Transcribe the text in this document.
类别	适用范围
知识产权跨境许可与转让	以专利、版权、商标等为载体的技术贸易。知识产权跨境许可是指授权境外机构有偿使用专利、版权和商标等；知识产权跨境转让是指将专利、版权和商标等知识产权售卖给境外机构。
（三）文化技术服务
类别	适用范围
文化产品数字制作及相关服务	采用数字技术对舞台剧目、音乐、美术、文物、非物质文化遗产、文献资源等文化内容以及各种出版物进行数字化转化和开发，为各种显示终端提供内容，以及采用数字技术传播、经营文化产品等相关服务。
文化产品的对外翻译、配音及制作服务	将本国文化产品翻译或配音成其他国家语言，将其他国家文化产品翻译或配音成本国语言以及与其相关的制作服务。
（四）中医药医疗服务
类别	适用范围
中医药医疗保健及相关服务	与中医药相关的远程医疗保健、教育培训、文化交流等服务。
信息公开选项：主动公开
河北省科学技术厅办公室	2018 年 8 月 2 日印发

Directions for this task
Copy out all of the records above with nothing altered.

Completed exercise
Transcribe the text in this document.
类别	适用范围
知识产权跨境许可与转让	以专利、版权、商标等为载体的技术贸易。知识产权跨境许可是指授权境外机构有偿使用专利、版权和商标等；知识产权跨境转让是指将专利、版权和商标等知识产权售卖给境外机构。
（三）文化技术服务
类别	适用范围
文化产品数字制作及相关服务	采用数字技术对舞台剧目、音乐、美术、文物、非物质文化遗产、文献资源等文化内容以及各种出版物进行数字化转化和开发，为各种显示终端提供内容，以及采用数字技术传播、经营文化产品等相关服务。
文化产品的对外翻译、配音及制作服务	将本国文化产品翻译或配音成其他国家语言，将其他国家文化产品翻译或配音成本国语言以及与其相关的制作服务。
（四）中医药医疗服务
类别	适用范围
中医药医疗保健及相关服务	与中医药相关的远程医疗保健、教育培训、文化交流等服务。
信息公开选项：主动公开
河北省科学技术厅办公室	2018 年 8 月 2 日印发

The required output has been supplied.